WRITTEN EXERCISE | The entries need to be copied exactly.

Figure contents as structured data |
■ ■ ■ ■
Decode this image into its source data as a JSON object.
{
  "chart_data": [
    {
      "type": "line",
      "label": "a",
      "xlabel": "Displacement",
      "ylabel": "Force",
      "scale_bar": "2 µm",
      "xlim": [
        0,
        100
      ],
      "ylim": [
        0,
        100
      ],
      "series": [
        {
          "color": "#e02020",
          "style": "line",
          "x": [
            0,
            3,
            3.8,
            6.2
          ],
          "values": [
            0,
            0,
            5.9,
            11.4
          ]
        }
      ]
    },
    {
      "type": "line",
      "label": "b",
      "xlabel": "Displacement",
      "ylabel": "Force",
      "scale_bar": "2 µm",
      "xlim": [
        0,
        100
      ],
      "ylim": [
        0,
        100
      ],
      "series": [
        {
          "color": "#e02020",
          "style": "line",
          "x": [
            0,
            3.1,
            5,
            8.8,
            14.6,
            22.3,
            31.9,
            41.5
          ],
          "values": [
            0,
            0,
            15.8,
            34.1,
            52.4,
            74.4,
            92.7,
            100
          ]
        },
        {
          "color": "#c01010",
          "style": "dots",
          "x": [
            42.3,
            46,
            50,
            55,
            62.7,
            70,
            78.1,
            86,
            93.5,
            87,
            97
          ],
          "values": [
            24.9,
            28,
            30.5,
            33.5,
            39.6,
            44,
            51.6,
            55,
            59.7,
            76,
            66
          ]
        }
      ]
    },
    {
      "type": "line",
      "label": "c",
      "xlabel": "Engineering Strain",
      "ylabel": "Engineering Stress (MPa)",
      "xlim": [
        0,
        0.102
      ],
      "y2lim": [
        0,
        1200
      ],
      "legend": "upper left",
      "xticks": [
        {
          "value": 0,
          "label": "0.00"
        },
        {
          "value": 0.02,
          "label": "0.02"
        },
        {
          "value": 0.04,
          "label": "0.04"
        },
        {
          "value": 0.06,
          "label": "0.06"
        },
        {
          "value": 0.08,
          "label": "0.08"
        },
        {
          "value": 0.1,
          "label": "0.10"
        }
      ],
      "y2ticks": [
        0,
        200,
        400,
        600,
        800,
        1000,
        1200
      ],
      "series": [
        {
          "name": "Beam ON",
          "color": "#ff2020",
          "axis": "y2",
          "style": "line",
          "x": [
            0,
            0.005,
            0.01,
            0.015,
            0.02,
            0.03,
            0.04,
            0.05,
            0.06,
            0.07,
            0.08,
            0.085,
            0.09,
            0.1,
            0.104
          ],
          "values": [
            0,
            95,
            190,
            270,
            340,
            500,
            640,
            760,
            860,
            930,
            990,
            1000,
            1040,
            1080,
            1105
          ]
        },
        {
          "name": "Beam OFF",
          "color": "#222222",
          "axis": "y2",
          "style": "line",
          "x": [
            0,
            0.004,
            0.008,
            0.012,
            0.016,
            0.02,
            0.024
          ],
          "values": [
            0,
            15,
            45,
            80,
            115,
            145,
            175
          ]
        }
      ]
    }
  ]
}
■ ■ ■ ■
ANSWER BELOW |
Decode this image into its source data as a JSON object.
{
  "chart_data": [
    {
      "type": "line",
      "label": "a",
      "xlabel": "Displacement",
      "ylabel": "Force",
      "scale_bar": "2 µm",
      "xlim": [
        0,
        100
      ],
      "ylim": [
        0,
        100
      ],
      "series": [
        {
          "color": "#e02020",
          "style": "line",
          "x": [
            0,
            3,
            3.8,
            6.2
          ],
          "values": [
            0,
            0,
            5.9,
            11.4
          ]
        }
      ]
    },
    {
      "type": "line",
      "label": "b",
      "xlabel": "Displacement",
      "ylabel": "Force",
      "scale_bar": "2 µm",
      "xlim": [
        0,
        100
      ],
      "ylim": [
        0,
        100
      ],
      "series": [
        {
          "color": "#e02020",
          "style": "line",
          "x": [
            0,
            3.1,
            5,
            8.8,
            14.6,
            22.3,
            31.9,
            41.5
          ],
          "values": [
            0,
            0,
            15.8,
            34.1,
            52.4,
            74.4,
            92.7,
            100
          ]
        },
        {
          "color": "#c01010",
          "style": "dots",
          "x": [
            42.3,
            46,
            50,
            55,
            62.7,
            70,
            78.1,
            86,
            93.5,
            87,
            97
          ],
          "values": [
            24.9,
            28,
            30.5,
            33.5,
            39.6,
            44,
            51.6,
            55,
            59.7,
            76,
            66
          ]
        }
      ]
    },
    {
      "type": "line",
      "label": "c",
      "xlabel": "Engineering Strain",
      "ylabel": "Engineering Stress (MPa)",
      "xlim": [
        0,
        0.102
      ],
      "y2lim": [
        0,
        1200
      ],
      "legend": "upper left",
      "xticks": [
        {
          "value": 0,
          "label": "0.00"
        },
        {
          "value": 0.02,
          "label": "0.02"
        },
        {
          "value": 0.04,
          "label": "0.04"
        },
        {
          "value": 0.06,
          "label": "0.06"
        },
        {
          "value": 0.08,
          "label": "0.08"
        },
        {
          "value": 0.1,
          "label": "0.10"
        }
      ],
      "y2ticks": [
        0,
        200,
        400,
        600,
        800,
        1000,
        1200
      ],
      "series": [
        {
          "name": "Beam ON",
          "color": "#ff2020",
          "axis": "y2",
          "style": "line",
          "x": [
            0,
            0.005,
            0.01,
            0.015,
            0.02,
            0.03,
            0.04,
            0.05,
            0.06,
            0.07,
            0.08,
            0.085,
            0.09,
            0.1,
            0.104
          ],
          "values": [
            0,
            95,
            190,
            270,
            340,
            500,
            640,
            760,
            860,
            930,
            990,
            1000,
            1040,
            1080,
            1105
          ]
        },
        {
          "name": "Beam OFF",
          "color": "#222222",
          "axis": "y2",
          "style": "line",
          "x": [
            0,
            0.004,
            0.008,
            0.012,
            0.016,
            0.02,
            0.024
          ],
          "values": [
            0,
            15,
            45,
            80,
            115,
            145,
            175
          ]
        }
      ]
    }
  ]
}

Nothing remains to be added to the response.